## START Quoted passage

# Ryanair - step by step guide to getting a refund



## MrEarl (2 Jul 2020)

> Ryanair cancelled my flight - I want cash back. How do I get it?




Step 1 - Request a Refund From The Airline



> Under EU Regulation 261/2014, airlines must reimburse passengers whose flights are cancelled the choice of a refund or a re-routing within seven days.
> 
> Source. https://www.thejournal.ie/airlines-flights-cancelled-refund-vouchers-eu-commission-5097851-May2020/




Step 2 - on Day 8, Log a Complaint With The Airline.


Step 3 - Assuming no satisfaction within a reasonable period, make a complaint against the airline - see link below:









						Make A Complaint About Flight Cancellations, Delays and more
					

How best to make your flight complaint depends on what type of complaint it is. Read more about how to make flight related complaints on FlightRights.ie




					www.flightrights.ie
				





Step 4 - Contact Your Card Provider and have them do a "charge back" as the airline didn't provide the service that you paid them for.


.


----------



## Brendan Burgess (3 Jul 2020)

Hi Mr Earl

Could you expand on Step 1.   I got the email. Followed it and it did not seem to allow me to claim a refund other than to start a conversation, which I just don't have time to do.

Brendan


----------

## END Quoted passage

* Aim 1 *
In the Ryanair refund thread, edit everything from "Could you expand" down to "time to do." so that "conversation" becomes "live chat", and give that stretch again.
* Aim 2 *
According to the Ryanair refund thread, on which day should you log a complaint with the airline?
Nothing in the listing is needed here.

## START Data block

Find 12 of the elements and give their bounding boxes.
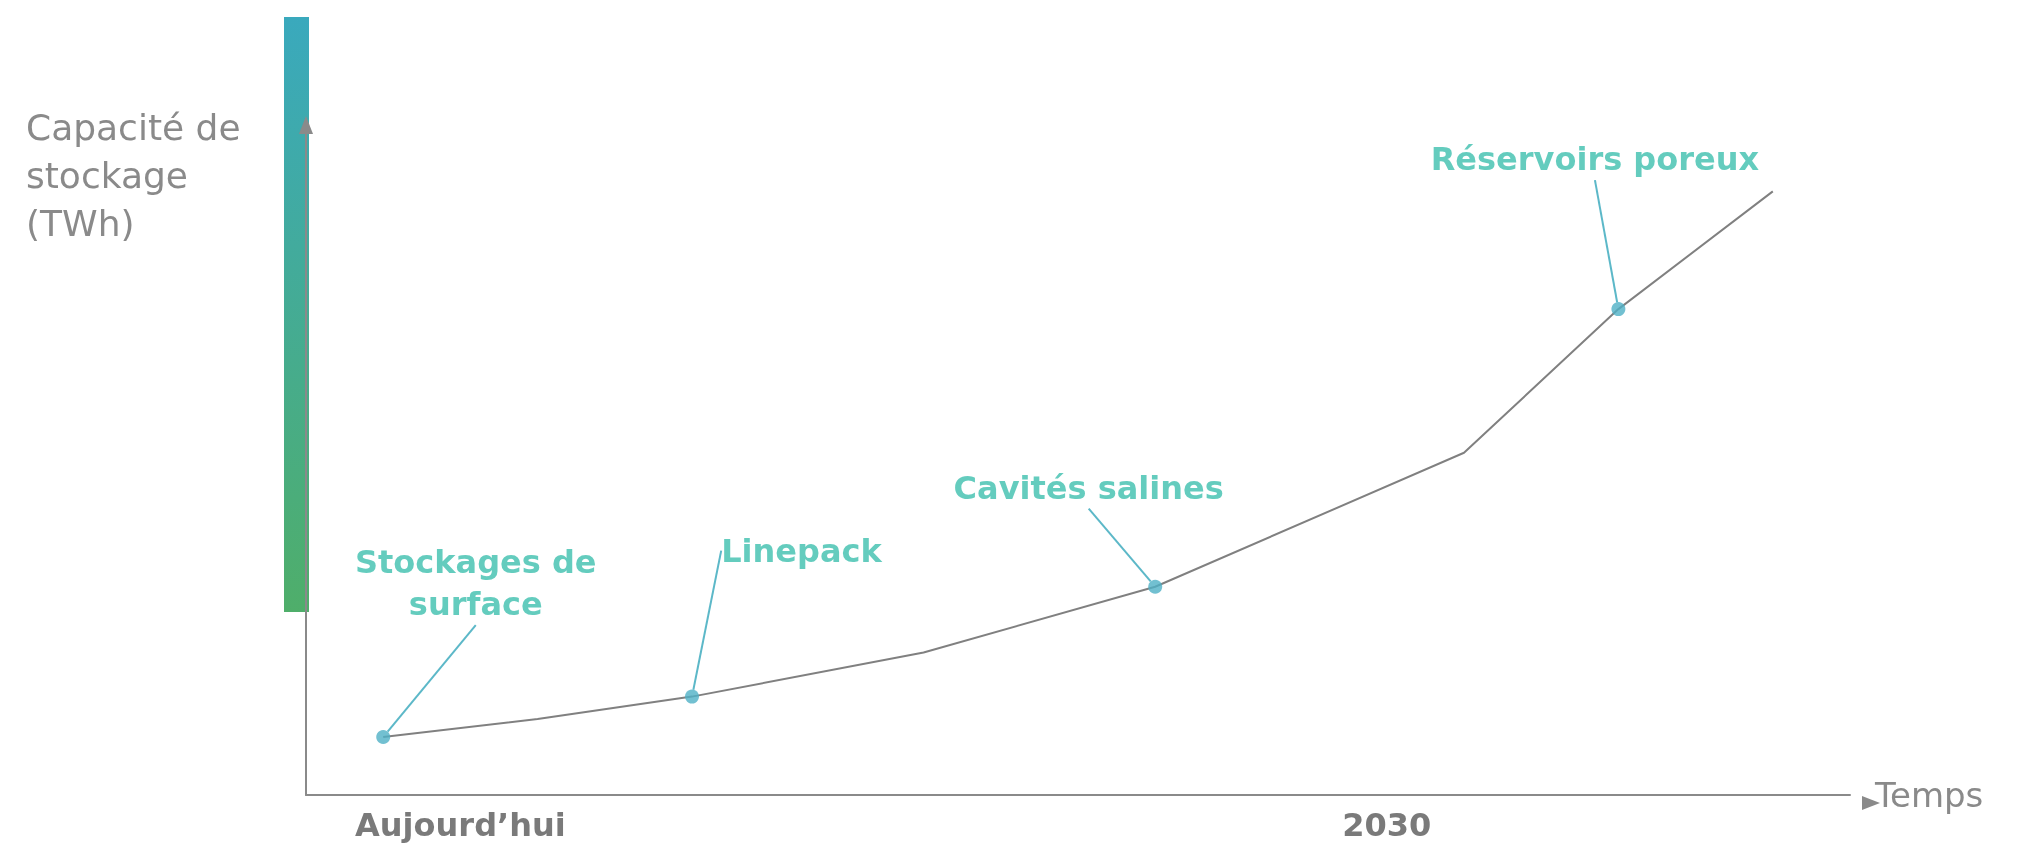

## END Data block

* Exercise solution 1 *
Could you expand on Step 1.   I got the email. Followed it and it did not seem to allow me to claim a refund other than to start a live chat, which I just don't have time to do.

* Exercise solution 2 *
Day 8.